WRITTEN REQUEST 1 - According to the history of the Seanad below, how many members would the Senate under the 1912 Home Rule Bill have had, and who would have nominated them?
WRITTEN REQUEST 2 - Write the next part of the history of the Seanad below, picking up after its final sentence.

PROVIDED TEXT -
* * * * * * * * *

‘Let it be Under our Thumb’ – the History of the Seanad

Sean Lemass, who said in 1937, 'if there is to be an upper house let it be an upper house under our thumb'.
Sean Lemass, who said in 1937, ‘if there is to be an upper house let it be an upper house under our thumb’.

A brief history of the Irish Senate, By John Dorney.

In a recent (October 2013) referendum, the Irish electorate voted not to abolish the Seanad or Senate, Ireland’s Upper House of Parliament. The Seanad’s abolition was proposed by the governing coalition of Fine Gael and Labour and supported by a host of smaller parties, principally on the left, including Sinn Fein and the members of the United Left Alliance. It was opposed by Fianna Fail and a variety of independent voices, notably the former Minister for Justice Michael McDowell.

Among the criticisms levelled at the Seanad have been; that it is elitist – only around 1% of the electorate has a vote for it – that it is a waste of money (costing between €8 and €20 million annually depending on whose figures are to be believed) and that it essentially has no useful function. It has the right to comment on Bills passed in the Dáil (Ireland’s lower house) and to hold them up for 90 days, but not to block them.

Despite the low turnout in the referendum (around 40%) and the relatively close result (52%-48%), it seems clear that the electorate would prefer to see the Seanad reformed rather than abolished.

But what form should the renovation of the Seanad take? What is the history of the institution and what was its original purpose? This article is an attempt to answer these questions and to clarify debate about the future role of the Irish upper house.


The Home Rule Senate


The idea of second chamber of an Irish Parliament was included in the second Home Rule Bill of 1893, but this Bill was voted down in the British upper house, the House of Lords, and never got off the ground. The idea of the Senate was to ensure representation for Irish Protestants, many of whom, particularly in Ulster were against Irish self-government, in a country that was around 70% Catholic.

The Home Rule Bills envisaged a senate as representing the interests of the Irish Protestant minority.

By the time the Third Home Rule Bill was drafted in 1912, the powers of the House of Lords had been curtailed to merely delaying legislation passed in the House of Commons  and this as a result was the first Home Rule Bill that actually became law (in August 1914). It was of course, never fully enacted. Ulster Unionist resistance, the First World War and Irish nationalist revolution all conspired to block it.

However for our purposes it is significant to note that the 1912 Home Rule Bill envisaged a significant role for a Senate in an autonomous Ireland. Under Home Rule Ireland would have had two houses of Parliament, a House of Commons, with 164 elected members and a Senate with 40 members nominated by the Imperial Parliament which was intended to represent the interests of the Protestant minority.

The Senate would have the right to hold up legislation and appeal it to the Imperial Parliament if not ultimately to block it. However given that the Imperial Parliament at Westminster could overturn any law passed in Dublin – according to the Prime Minister Asquith, ‘the over-riding force of the Imperial Legislation can at any time nullify, amend or alter any act of the Irish Parliament’ – the Senate’s power was significant.[1]

The last attempt to enact Home Rule in Ireland ( in 1920, another Government of Ireland Act) again proposed a Senate in both Northern Ireland and Southern Ireland. The Northern Senate lasted as long as the original Northern Ireland administration, until direct British rule was re-introduced in 1972. However the Southern senate was a short-lived affair, meeting only once in 1921 in the midst of the violent upheaval we now call the Irish War of Independence. It is nevertheless significant however as it heavily influenced the working of the first Irish Seanad, of 1922-33.

* * * * * * * * *

ENTRIES SHOWN -
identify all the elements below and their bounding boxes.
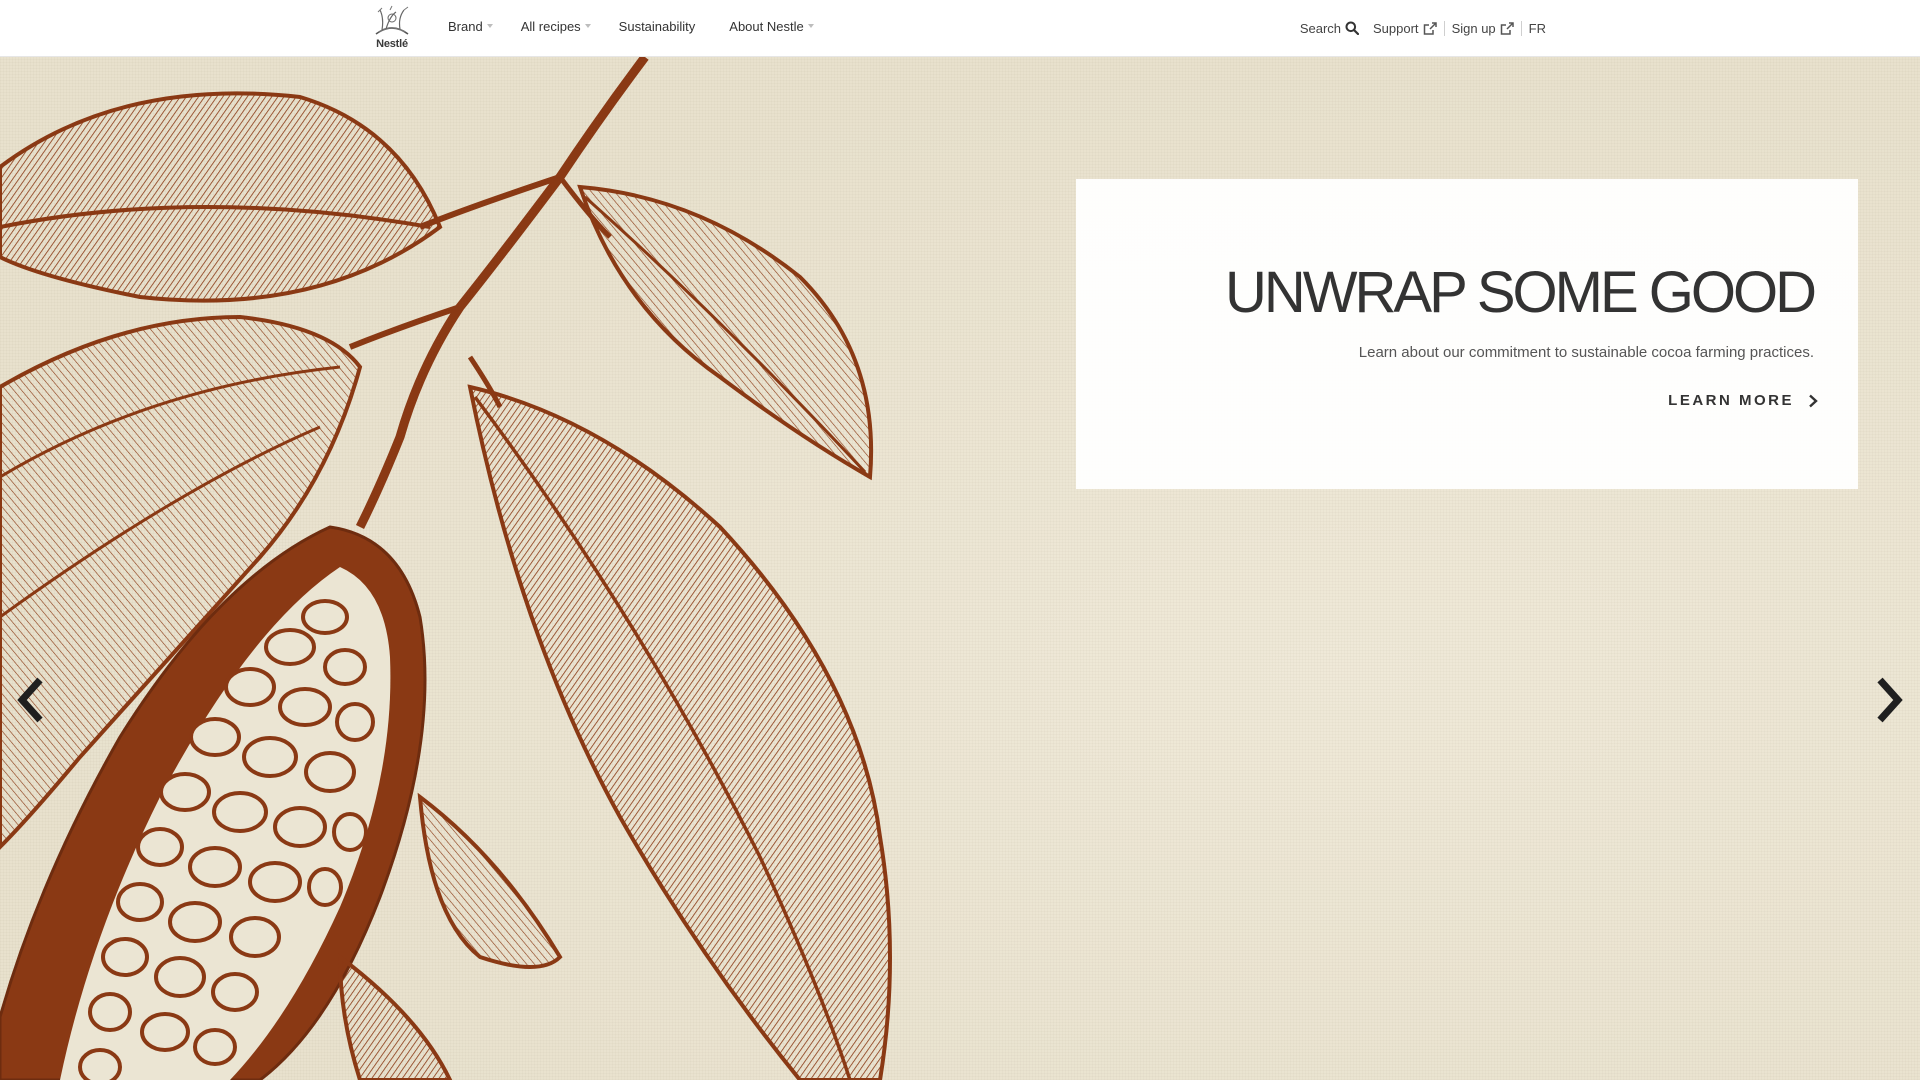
carousel-next-button[interactable]: [1870, 672, 1910, 728]
nav-item-label: About Nestle: [729, 18, 804, 34]
utility-nav: Search Support Sign up FR: [1293, 0, 1553, 56]
nav-item-all-recipes[interactable]: All recipes: [521, 19, 591, 34]
nav-item-label: Brand: [448, 18, 483, 34]
support-link[interactable]: Support: [1366, 21, 1444, 36]
language-switch-fr[interactable]: FR: [1520, 20, 1553, 36]
support-label: Support: [1373, 20, 1419, 36]
carousel-prev-button[interactable]: [10, 672, 50, 728]
caret-down-icon: [486, 24, 493, 28]
main-nav: Brand All recipes Sustainability About N…: [448, 0, 842, 52]
chevron-right-icon: [1877, 677, 1903, 723]
caret-down-icon: [584, 24, 591, 28]
chevron-right-icon: [1809, 394, 1818, 407]
caret-down-icon: [807, 24, 814, 28]
learn-more-link[interactable]: LEARN MORE: [1668, 392, 1818, 409]
chevron-left-icon: [17, 677, 43, 723]
nest-logo-icon: [375, 5, 409, 35]
search-button[interactable]: Search: [1293, 21, 1366, 36]
language-label: FR: [1528, 20, 1546, 36]
search-label: Search: [1299, 20, 1342, 36]
hero-description: Learn about our commitment to sustainabl…: [1358, 344, 1814, 361]
cocoa-pod-illustration: [0, 57, 892, 1080]
nav-item-brand[interactable]: Brand: [448, 19, 493, 34]
sign-up-label: Sign up: [1451, 20, 1496, 36]
hero-carousel: UNWRAP SOME GOOD Learn about our commitm…: [0, 57, 1920, 1080]
nav-item-label: Sustainability: [618, 18, 696, 34]
external-link-icon: [1423, 21, 1437, 35]
logo-wordmark: Nestlé: [376, 38, 408, 50]
learn-more-label: LEARN MORE: [1668, 392, 1794, 409]
nav-item-about-nestle[interactable]: About Nestle: [729, 18, 814, 34]
hero-card: UNWRAP SOME GOOD Learn about our commitm…: [1076, 179, 1858, 489]
nav-item-label: All recipes: [520, 18, 581, 34]
site-header: Nestlé Brand All recipes Sustainability …: [0, 0, 1920, 57]
search-icon: [1345, 21, 1360, 35]
sign-up-link[interactable]: Sign up: [1443, 20, 1521, 36]
hero-title: UNWRAP SOME GOOD: [1225, 260, 1817, 325]
nestle-logo[interactable]: Nestlé: [370, 4, 414, 50]
external-link-icon: [1500, 21, 1514, 35]
nav-item-sustainability[interactable]: Sustainability: [619, 19, 696, 34]
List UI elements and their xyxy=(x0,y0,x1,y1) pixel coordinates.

* * * * * * * * *

WRITTEN RESPONSE 1 - It would have had 40 members, nominated by the Imperial Parliament.

WRITTEN RESPONSE 2 -
The Southern Ireland  Senate had 64 members. Three were co-opted automatically by virtue of their office – the Lord Chancellor and the Mayors of Dublin and Cork. Seventeen were nominated by the Lord Lieutenant (the British monarch’s representative in Ireland) to represent, ‘commerce, labour and the learned professions’. Four were elected by the Catholic Bishops and two by the Protestant Church of Ireland. Another 16 were Peers or members of the British House of Lords, who would hold their seats by virtue of their hereditary titles. Eight were nominated by British Privy Councillors and 14 by Irish County Councillors. In short out of 64 Senators, only twenty would be elected in Ireland. [2]

The 1920 Senate had a short shelf life. It was ignored by Sinn Fein, the separatist party now in the ascendant in Irish politics, who won 124 out of 128 seats (unopposed) to the Southern Ireland House of Commons but who boycotted it, arguing that it legitimised British rule and that the Irish Republic declared in 1919 had already superseded it. Only five Senators turned up at the opening of the Southern Ireland Parliament in June 1921 and it never met again. It was wound up with the signing of the Anglo-Irish Treaty in December 1921.


The making of the Free State Seanad, 1922

The Free State's constitution committee meets in Dublin's Shelbourne Hotel in 1922.
The Free State’s constitution committee meets in Dublin’s Shelbourne Hotel in 1922.

The Anglo-Irish Treaty, signed on December 6 1921, made no mention of the form of government the newly created Irish Free State would have. This was left to the Irish authorities who were to draw up a constitution for the Free State which would in turn have to be approved by the British Parliament.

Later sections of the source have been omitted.